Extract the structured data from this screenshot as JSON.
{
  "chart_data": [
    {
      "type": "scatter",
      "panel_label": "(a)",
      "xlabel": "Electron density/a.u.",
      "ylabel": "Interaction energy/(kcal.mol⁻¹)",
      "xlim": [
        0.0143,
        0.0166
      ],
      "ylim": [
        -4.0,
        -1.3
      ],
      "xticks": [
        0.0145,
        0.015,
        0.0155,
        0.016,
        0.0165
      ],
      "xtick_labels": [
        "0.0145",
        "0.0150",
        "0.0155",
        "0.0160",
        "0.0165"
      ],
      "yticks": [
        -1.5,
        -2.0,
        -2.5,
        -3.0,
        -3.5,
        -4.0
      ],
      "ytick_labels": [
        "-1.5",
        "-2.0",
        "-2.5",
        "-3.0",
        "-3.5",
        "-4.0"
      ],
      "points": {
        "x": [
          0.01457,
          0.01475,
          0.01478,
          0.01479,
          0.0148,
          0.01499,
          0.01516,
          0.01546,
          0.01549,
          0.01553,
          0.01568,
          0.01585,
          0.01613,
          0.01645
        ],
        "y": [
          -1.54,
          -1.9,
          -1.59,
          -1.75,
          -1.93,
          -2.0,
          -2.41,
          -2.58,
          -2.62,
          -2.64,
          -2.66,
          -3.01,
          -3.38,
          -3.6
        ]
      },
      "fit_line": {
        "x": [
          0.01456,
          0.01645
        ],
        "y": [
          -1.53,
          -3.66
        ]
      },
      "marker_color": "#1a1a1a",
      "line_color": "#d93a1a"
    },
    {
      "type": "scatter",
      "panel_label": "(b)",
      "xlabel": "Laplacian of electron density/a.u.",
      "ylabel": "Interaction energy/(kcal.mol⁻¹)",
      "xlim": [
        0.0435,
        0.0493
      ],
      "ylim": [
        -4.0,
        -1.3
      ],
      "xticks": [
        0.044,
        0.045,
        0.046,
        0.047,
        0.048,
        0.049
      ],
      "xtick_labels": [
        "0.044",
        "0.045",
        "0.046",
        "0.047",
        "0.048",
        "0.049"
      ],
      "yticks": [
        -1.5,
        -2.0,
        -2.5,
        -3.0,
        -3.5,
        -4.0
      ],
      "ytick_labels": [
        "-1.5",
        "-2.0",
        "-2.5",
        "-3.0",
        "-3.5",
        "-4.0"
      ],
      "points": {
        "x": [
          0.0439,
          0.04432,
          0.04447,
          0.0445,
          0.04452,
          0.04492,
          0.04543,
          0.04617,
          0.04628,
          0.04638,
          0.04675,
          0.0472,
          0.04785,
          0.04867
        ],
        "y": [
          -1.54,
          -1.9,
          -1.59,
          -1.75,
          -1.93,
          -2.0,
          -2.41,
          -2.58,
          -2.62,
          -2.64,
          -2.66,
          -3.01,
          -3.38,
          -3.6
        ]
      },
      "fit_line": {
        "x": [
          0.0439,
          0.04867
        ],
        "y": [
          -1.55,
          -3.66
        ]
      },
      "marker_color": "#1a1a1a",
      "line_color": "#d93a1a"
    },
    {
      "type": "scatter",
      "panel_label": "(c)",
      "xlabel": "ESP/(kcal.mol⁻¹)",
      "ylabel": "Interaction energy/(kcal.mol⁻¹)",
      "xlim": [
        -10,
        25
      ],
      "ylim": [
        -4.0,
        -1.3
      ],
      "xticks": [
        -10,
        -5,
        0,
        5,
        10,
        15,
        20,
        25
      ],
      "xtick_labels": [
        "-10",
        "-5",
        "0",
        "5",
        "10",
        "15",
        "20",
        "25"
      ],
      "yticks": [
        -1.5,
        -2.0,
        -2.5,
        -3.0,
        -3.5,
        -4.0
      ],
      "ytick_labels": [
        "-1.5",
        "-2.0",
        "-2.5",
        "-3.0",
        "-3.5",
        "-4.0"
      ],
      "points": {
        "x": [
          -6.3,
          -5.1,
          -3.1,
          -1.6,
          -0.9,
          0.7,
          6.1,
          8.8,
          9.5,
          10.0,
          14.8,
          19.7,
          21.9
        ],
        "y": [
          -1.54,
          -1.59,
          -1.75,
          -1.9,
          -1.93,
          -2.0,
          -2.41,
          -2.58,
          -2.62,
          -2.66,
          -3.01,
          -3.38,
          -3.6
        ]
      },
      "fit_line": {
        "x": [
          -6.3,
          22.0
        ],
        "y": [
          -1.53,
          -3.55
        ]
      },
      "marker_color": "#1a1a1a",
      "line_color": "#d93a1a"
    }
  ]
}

++++++++++++++++++++

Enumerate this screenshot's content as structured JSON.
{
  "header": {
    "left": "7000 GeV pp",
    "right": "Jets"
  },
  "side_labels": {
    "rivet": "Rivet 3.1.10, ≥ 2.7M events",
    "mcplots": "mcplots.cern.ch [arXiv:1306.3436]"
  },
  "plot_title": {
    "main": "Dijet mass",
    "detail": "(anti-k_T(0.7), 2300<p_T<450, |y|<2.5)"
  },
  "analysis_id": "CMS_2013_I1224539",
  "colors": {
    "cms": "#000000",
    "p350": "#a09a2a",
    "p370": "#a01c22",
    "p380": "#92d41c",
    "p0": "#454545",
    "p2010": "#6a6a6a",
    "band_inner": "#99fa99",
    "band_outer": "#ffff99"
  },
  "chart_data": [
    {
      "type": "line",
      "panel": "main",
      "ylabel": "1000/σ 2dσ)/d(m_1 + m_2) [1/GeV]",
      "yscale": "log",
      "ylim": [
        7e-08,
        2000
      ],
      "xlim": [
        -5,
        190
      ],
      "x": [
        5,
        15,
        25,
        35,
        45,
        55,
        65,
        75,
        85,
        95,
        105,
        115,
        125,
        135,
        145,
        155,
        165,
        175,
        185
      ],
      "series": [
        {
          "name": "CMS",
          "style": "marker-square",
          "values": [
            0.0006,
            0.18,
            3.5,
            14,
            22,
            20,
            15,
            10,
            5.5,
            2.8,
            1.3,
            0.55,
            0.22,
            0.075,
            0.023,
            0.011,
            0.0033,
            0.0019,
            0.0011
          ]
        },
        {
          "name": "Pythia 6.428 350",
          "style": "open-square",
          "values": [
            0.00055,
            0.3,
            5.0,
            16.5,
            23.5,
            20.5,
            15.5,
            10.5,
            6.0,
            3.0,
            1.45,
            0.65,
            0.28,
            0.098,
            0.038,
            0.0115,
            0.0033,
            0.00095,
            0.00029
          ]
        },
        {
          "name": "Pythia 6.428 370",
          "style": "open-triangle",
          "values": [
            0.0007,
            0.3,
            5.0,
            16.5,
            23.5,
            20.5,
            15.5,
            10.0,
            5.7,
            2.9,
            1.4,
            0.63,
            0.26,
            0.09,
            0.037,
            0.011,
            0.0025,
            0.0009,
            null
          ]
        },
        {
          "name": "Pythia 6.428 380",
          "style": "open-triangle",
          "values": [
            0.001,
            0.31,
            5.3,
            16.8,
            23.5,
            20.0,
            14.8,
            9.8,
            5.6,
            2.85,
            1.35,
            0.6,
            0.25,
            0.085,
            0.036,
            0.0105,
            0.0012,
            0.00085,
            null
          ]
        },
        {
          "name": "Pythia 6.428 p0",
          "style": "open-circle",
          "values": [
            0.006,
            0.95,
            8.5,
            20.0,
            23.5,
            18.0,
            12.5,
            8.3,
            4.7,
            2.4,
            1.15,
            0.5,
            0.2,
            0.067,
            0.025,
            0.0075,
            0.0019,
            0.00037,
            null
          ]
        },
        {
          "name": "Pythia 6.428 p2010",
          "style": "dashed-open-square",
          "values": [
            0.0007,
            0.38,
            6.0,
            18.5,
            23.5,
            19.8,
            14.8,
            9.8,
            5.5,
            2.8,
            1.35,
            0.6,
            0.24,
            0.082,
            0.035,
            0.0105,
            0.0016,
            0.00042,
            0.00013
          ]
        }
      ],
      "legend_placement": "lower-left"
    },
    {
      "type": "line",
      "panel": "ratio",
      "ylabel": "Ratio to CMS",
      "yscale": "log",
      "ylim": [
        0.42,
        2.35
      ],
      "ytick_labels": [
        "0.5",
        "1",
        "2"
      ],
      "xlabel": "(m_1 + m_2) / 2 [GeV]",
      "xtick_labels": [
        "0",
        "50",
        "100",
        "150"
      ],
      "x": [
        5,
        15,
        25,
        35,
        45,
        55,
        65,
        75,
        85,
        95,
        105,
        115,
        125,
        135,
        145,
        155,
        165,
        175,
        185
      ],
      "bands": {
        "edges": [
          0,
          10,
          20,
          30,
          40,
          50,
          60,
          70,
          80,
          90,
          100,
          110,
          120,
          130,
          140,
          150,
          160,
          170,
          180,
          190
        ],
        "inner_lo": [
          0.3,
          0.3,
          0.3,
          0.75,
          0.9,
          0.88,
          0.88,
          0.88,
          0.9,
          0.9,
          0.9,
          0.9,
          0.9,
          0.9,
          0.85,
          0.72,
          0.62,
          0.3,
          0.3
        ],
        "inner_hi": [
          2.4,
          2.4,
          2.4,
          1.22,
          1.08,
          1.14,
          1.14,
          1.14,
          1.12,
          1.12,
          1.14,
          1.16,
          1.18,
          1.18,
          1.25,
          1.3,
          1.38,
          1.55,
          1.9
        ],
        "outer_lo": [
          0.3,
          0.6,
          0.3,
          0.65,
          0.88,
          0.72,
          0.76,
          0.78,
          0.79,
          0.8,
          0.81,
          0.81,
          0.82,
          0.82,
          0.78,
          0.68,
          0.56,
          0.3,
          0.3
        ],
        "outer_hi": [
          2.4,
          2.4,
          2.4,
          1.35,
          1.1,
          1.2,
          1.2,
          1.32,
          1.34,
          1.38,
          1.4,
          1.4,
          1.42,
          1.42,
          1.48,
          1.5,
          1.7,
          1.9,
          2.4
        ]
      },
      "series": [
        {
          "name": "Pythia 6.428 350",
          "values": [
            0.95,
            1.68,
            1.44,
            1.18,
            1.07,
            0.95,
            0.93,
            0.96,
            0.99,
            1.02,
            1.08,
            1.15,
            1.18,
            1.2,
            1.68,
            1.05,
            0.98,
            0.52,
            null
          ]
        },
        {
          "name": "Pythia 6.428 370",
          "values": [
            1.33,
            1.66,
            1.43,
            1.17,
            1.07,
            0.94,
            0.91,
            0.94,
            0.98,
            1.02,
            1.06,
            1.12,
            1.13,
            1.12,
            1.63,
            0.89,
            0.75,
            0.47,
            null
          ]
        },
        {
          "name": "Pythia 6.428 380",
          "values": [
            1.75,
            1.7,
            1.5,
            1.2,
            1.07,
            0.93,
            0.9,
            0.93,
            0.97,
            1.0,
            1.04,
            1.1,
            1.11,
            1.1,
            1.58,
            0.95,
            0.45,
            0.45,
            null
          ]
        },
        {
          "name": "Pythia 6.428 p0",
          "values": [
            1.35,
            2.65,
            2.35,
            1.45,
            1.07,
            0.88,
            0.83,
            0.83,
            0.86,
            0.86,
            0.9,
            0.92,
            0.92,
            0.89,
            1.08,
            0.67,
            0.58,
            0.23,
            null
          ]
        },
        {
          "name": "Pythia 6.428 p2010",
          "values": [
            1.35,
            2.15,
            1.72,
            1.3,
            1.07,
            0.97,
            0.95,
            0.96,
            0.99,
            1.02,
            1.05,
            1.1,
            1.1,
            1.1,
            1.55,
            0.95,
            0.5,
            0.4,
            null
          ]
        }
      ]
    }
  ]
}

++++++++++++++++++++

> [Task]:
In the listing, find every line containing the word "open" and list it.

> [Written answer]:
          "style": "open-square",
          "style": "open-triangle",
          "style": "open-triangle",
          "style": "open-circle",
          "style": "dashed-open-square",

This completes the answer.